- Entries
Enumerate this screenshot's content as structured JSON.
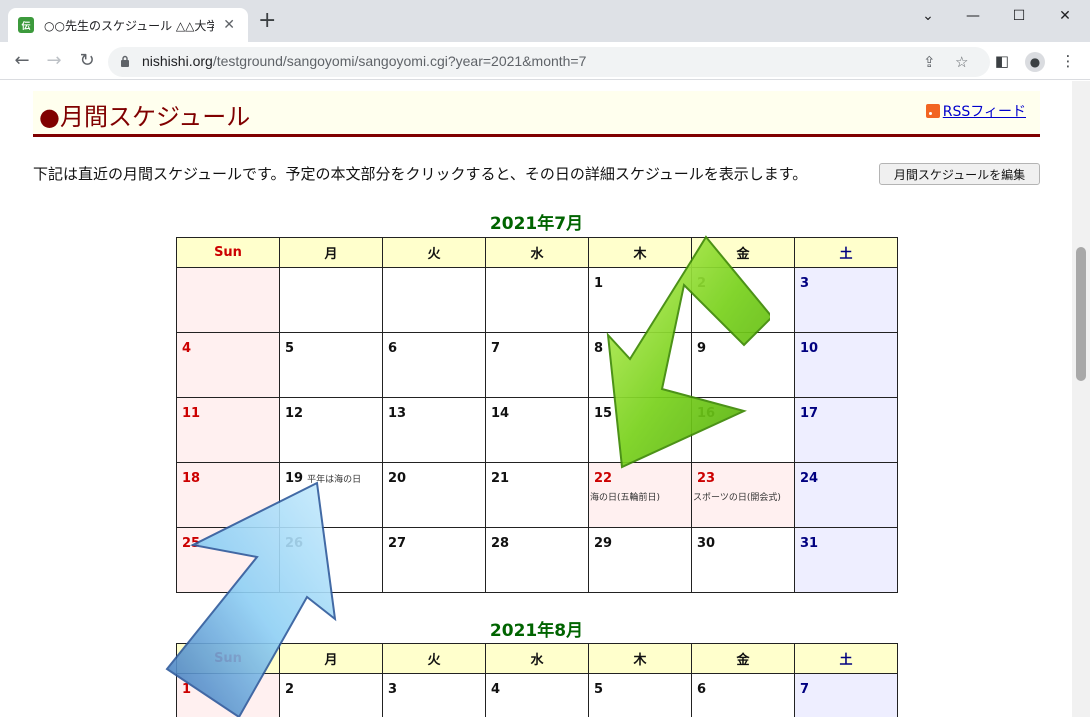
{
  "browser": {
    "tab_title": "○○先生のスケジュール △△大学☆",
    "favicon_text": "伝",
    "url_host": "nishishi.org",
    "url_path": "/testground/sangoyomi/sangoyomi.cgi?year=2021&month=7"
  },
  "page": {
    "section_title": "●月間スケジュール",
    "rss_label": "RSSフィード",
    "intro_text": "下記は直近の月間スケジュールです。予定の本文部分をクリックすると、その日の詳細スケジュールを表示します。",
    "edit_button": "月間スケジュールを編集"
  },
  "calendars": [
    {
      "title": "2021年7月",
      "weekdays": [
        "Sun",
        "月",
        "火",
        "水",
        "木",
        "金",
        "土"
      ],
      "weeks": [
        [
          {
            "day": ""
          },
          {
            "day": ""
          },
          {
            "day": ""
          },
          {
            "day": ""
          },
          {
            "day": "1"
          },
          {
            "day": "2"
          },
          {
            "day": "3"
          }
        ],
        [
          {
            "day": "4"
          },
          {
            "day": "5"
          },
          {
            "day": "6"
          },
          {
            "day": "7"
          },
          {
            "day": "8"
          },
          {
            "day": "9"
          },
          {
            "day": "10"
          }
        ],
        [
          {
            "day": "11"
          },
          {
            "day": "12"
          },
          {
            "day": "13"
          },
          {
            "day": "14"
          },
          {
            "day": "15"
          },
          {
            "day": "16"
          },
          {
            "day": "17"
          }
        ],
        [
          {
            "day": "18"
          },
          {
            "day": "19",
            "note": "平年は海の日"
          },
          {
            "day": "20"
          },
          {
            "day": "21"
          },
          {
            "day": "22",
            "holiday": true,
            "note": "海の日(五輪前日)"
          },
          {
            "day": "23",
            "holiday": true,
            "note": "スポーツの日(開会式)"
          },
          {
            "day": "24"
          }
        ],
        [
          {
            "day": "25"
          },
          {
            "day": "26"
          },
          {
            "day": "27"
          },
          {
            "day": "28"
          },
          {
            "day": "29"
          },
          {
            "day": "30"
          },
          {
            "day": "31"
          }
        ]
      ]
    },
    {
      "title": "2021年8月",
      "weekdays": [
        "Sun",
        "月",
        "火",
        "水",
        "木",
        "金",
        "土"
      ],
      "weeks": [
        [
          {
            "day": "1"
          },
          {
            "day": "2"
          },
          {
            "day": "3"
          },
          {
            "day": "4"
          },
          {
            "day": "5"
          },
          {
            "day": "6"
          },
          {
            "day": "7"
          }
        ]
      ]
    }
  ],
  "colors": {
    "accent_maroon": "#800000",
    "month_green": "#006400",
    "header_yellow": "#ffffcc",
    "arrow_green": "#66cc00",
    "arrow_blue": "#66bbee"
  }
}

- Task to carry out
Copy each line from the data above that includes "note".

- In response
            "note": "平年は海の日"
            "note": "海の日(五輪前日)"
            "note": "スポーツの日(開会式)"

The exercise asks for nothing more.